Exercise instructions: Return each line of the records holding the string "title".

+===+

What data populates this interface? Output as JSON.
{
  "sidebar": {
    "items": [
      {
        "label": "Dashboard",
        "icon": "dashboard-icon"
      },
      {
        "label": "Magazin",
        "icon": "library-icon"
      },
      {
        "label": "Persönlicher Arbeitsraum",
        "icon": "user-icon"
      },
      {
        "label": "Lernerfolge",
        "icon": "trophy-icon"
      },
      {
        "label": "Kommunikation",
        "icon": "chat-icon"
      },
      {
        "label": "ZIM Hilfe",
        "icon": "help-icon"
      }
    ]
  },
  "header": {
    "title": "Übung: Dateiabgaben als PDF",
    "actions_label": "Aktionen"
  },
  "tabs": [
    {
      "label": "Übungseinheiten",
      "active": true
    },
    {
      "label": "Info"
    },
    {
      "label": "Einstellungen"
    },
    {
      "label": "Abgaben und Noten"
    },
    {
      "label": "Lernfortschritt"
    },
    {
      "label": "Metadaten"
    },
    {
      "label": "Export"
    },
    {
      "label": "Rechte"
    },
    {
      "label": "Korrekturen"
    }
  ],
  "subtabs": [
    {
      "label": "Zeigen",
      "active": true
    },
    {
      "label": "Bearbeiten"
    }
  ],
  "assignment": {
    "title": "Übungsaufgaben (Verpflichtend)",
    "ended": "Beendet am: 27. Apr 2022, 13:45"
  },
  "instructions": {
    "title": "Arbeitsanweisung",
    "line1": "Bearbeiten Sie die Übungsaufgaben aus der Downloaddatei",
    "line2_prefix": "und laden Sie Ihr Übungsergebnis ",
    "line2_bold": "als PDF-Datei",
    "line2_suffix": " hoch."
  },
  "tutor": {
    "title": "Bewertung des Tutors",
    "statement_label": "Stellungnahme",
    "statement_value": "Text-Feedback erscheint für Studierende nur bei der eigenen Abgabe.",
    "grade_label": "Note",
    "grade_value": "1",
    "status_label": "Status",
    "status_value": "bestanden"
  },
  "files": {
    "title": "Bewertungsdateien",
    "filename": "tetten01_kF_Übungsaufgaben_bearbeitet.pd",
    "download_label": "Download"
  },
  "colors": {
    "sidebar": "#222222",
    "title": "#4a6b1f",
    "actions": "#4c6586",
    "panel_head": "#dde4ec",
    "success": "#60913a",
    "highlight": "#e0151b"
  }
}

+===+

Output below:
    "title": "Übung: Dateiabgaben als PDF",
    "title": "Übungsaufgaben (Verpflichtend)",
    "title": "Arbeitsanweisung",
    "title": "Bewertung des Tutors",
    "title": "Bewertungsdateien",
    "title": "#4a6b1f",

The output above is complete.